* _GIVEN EXERCISE_
Set down every record once more, exactly as given.

* _RECORDS FOR THE TASK_
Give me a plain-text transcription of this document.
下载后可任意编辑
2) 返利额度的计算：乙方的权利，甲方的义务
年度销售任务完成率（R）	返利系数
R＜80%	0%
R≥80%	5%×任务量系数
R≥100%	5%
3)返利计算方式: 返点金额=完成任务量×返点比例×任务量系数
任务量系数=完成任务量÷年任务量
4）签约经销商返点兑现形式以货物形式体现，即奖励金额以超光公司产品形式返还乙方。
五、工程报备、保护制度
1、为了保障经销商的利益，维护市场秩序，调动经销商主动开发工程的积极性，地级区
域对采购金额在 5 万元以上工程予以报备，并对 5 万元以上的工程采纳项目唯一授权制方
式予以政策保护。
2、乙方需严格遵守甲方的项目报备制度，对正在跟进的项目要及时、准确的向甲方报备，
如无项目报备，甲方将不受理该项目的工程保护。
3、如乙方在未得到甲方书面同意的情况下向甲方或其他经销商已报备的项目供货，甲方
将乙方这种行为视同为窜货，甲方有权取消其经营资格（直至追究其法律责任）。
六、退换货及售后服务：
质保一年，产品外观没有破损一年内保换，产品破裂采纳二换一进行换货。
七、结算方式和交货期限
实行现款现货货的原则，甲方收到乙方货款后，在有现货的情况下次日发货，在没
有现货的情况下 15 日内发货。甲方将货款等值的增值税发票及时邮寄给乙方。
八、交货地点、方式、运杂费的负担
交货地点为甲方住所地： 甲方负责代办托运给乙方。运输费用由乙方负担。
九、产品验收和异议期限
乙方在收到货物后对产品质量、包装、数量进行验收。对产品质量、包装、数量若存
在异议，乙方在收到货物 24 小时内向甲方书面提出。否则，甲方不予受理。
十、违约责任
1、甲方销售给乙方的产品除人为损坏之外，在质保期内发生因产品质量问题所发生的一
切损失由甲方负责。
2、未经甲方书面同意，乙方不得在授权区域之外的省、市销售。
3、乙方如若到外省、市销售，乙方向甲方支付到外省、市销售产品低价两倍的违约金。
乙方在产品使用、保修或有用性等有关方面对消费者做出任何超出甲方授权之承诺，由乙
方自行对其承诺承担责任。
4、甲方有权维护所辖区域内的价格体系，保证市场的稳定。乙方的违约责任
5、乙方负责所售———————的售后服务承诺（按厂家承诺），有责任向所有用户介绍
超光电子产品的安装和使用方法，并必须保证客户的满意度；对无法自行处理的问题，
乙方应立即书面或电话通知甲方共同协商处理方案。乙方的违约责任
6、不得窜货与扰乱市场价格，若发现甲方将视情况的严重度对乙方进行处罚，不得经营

* _EXERCISE RESULT_
Give me a plain-text transcription of this document.
下载后可任意编辑
2) 返利额度的计算：乙方的权利，甲方的义务
年度销售任务完成率（R）	返利系数
R＜80%	0%
R≥80%	5%×任务量系数
R≥100%	5%
3)返利计算方式: 返点金额=完成任务量×返点比例×任务量系数
任务量系数=完成任务量÷年任务量
4）签约经销商返点兑现形式以货物形式体现，即奖励金额以超光公司产品形式返还乙方。
五、工程报备、保护制度
1、为了保障经销商的利益，维护市场秩序，调动经销商主动开发工程的积极性，地级区
域对采购金额在 5 万元以上工程予以报备，并对 5 万元以上的工程采纳项目唯一授权制方
式予以政策保护。
2、乙方需严格遵守甲方的项目报备制度，对正在跟进的项目要及时、准确的向甲方报备，
如无项目报备，甲方将不受理该项目的工程保护。
3、如乙方在未得到甲方书面同意的情况下向甲方或其他经销商已报备的项目供货，甲方
将乙方这种行为视同为窜货，甲方有权取消其经营资格（直至追究其法律责任）。
六、退换货及售后服务：
质保一年，产品外观没有破损一年内保换，产品破裂采纳二换一进行换货。
七、结算方式和交货期限
实行现款现货货的原则，甲方收到乙方货款后，在有现货的情况下次日发货，在没
有现货的情况下 15 日内发货。甲方将货款等值的增值税发票及时邮寄给乙方。
八、交货地点、方式、运杂费的负担
交货地点为甲方住所地： 甲方负责代办托运给乙方。运输费用由乙方负担。
九、产品验收和异议期限
乙方在收到货物后对产品质量、包装、数量进行验收。对产品质量、包装、数量若存
在异议，乙方在收到货物 24 小时内向甲方书面提出。否则，甲方不予受理。
十、违约责任
1、甲方销售给乙方的产品除人为损坏之外，在质保期内发生因产品质量问题所发生的一
切损失由甲方负责。
2、未经甲方书面同意，乙方不得在授权区域之外的省、市销售。
3、乙方如若到外省、市销售，乙方向甲方支付到外省、市销售产品低价两倍的违约金。
乙方在产品使用、保修或有用性等有关方面对消费者做出任何超出甲方授权之承诺，由乙
方自行对其承诺承担责任。
4、甲方有权维护所辖区域内的价格体系，保证市场的稳定。乙方的违约责任
5、乙方负责所售———————的售后服务承诺（按厂家承诺），有责任向所有用户介绍
超光电子产品的安装和使用方法，并必须保证客户的满意度；对无法自行处理的问题，
乙方应立即书面或电话通知甲方共同协商处理方案。乙方的违约责任
6、不得窜货与扰乱市场价格，若发现甲方将视情况的严重度对乙方进行处罚，不得经营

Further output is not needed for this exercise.